» **KUTIPAN**
++++++

Nama desa itu sebetulnya Deori. Di desa itu, di halaman rumah setiap penduduknya pasti ditemukan tanaman aloe vera, yang di Indonesia biasa disebut lidah buaya.
Tanaman itu tidak hanya untuk mempercantik halaman rumah, melainkan juga untuk diperdagangkan. Menurut Birsa Oroan, seorang petani, ia dan kawan-kawannya membudidayakan tanaman lidah buaya setelah menjalani program pemberdayaan masyarakat Universitas Pertanian Birsa yang biasa disebut Birsa Krishi Vishwavidyalaya.

++++++

» **PERINTAH TUGAS 1**
Sebutkan semua nama diri, yaitu nama orang, tempat, dan lembaga, yang muncul dalam kutipan tentang desa lidah buaya.
» **PERINTAH TUGAS 2**
Tuliskan kembali tanpa perubahan seluruh bagian kutipan mulai dari "Nama desa itu" hingga "Birsa Krishi Vishwavidyalaya.".
Item-item di bawah ini merupakan bahan terpisah dari kutipan.

» **BARIS DATA**

++++++

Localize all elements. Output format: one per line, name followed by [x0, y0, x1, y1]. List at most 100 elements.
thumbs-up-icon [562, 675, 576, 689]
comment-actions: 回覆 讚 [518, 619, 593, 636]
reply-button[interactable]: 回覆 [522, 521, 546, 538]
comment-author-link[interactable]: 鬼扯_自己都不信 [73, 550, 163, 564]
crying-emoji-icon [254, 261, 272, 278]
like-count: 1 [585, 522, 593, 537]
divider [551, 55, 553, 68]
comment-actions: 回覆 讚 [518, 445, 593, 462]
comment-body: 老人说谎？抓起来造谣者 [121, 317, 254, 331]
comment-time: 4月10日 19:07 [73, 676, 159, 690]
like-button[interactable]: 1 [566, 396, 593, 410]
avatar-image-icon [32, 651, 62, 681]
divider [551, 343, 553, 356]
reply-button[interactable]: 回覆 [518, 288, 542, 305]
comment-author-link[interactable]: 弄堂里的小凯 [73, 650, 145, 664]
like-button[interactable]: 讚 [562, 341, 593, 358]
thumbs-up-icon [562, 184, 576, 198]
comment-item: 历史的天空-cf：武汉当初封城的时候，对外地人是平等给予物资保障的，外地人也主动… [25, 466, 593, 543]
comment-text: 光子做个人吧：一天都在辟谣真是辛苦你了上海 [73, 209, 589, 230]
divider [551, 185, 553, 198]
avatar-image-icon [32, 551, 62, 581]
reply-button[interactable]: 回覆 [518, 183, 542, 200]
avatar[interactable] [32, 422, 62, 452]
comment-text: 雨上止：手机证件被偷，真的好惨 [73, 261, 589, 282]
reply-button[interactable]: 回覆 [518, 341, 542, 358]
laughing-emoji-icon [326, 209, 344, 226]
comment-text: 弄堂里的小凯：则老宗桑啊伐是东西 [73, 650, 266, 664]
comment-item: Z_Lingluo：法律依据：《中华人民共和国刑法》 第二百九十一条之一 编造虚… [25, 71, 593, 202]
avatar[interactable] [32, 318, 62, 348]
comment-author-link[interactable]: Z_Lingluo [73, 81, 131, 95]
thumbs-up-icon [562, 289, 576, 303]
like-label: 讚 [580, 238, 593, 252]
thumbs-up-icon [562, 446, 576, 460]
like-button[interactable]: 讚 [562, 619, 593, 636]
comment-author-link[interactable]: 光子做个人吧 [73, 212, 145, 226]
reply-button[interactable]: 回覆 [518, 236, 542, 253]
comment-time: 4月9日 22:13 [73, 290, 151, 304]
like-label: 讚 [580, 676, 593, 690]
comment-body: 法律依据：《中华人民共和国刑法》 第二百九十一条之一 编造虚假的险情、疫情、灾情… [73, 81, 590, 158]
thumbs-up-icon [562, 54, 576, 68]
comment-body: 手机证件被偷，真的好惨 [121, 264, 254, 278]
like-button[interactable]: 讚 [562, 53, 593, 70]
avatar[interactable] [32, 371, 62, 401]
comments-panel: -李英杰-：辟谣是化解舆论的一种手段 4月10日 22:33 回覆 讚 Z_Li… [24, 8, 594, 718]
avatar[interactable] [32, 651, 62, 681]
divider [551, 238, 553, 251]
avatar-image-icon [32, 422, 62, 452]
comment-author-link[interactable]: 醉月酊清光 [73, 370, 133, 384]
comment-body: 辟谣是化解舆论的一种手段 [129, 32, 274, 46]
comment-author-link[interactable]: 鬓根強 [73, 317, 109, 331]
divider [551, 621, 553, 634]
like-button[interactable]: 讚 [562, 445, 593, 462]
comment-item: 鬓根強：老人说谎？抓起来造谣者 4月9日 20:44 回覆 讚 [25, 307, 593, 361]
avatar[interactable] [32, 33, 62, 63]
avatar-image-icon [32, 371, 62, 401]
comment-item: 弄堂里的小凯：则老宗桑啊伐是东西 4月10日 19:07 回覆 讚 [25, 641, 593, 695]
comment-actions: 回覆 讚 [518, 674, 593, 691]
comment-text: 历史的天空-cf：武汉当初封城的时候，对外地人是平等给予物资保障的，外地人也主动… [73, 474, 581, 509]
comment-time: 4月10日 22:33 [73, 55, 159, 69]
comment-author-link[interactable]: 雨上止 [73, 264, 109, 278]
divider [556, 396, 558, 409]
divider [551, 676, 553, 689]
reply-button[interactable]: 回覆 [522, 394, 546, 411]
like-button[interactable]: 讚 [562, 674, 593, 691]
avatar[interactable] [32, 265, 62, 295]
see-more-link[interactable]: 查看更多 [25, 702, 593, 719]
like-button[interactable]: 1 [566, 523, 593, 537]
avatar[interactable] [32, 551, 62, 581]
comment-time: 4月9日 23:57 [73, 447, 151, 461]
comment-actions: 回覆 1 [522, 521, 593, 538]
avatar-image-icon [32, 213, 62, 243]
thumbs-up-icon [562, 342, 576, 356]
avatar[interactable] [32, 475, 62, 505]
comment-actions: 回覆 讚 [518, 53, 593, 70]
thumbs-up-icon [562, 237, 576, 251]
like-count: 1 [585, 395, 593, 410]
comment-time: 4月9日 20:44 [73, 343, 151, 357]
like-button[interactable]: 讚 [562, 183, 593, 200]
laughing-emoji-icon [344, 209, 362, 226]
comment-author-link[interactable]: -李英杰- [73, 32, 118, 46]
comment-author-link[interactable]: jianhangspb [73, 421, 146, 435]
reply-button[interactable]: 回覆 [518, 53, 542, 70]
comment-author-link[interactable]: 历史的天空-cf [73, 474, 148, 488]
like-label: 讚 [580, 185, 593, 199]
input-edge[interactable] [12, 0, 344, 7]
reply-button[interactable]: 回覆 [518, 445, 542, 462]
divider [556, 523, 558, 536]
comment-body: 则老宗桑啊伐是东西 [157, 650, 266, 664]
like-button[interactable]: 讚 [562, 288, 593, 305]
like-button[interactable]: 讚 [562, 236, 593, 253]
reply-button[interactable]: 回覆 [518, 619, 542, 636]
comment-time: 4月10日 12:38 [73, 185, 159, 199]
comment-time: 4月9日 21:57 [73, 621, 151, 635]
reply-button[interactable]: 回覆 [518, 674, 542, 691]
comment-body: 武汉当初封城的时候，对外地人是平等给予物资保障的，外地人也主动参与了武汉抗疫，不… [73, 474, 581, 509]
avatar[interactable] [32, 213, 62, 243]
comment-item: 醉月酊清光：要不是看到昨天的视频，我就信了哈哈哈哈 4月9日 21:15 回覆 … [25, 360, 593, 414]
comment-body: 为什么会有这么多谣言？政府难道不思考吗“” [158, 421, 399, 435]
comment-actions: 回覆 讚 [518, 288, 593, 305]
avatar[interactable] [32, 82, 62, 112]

++++++

» **JAWABAN BENAR 1**
Deori, Indonesia, Birsa Oroan, Universitas Pertanian Birsa, Birsa Krishi Vishwavidyalaya

» **JAWABAN BENAR 2**
Nama desa itu sebetulnya Deori. Di desa itu, di halaman rumah setiap penduduknya pasti ditemukan tanaman aloe vera, yang di Indonesia biasa disebut lidah buaya.
Tanaman itu tidak hanya untuk mempercantik halaman rumah, melainkan juga untuk diperdagangkan. Menurut Birsa Oroan, seorang petani, ia dan kawan-kawannya membudidayakan tanaman lidah buaya setelah menjalani program pemberdayaan masyarakat Universitas Pertanian Birsa yang biasa disebut Birsa Krishi Vishwavidyalaya.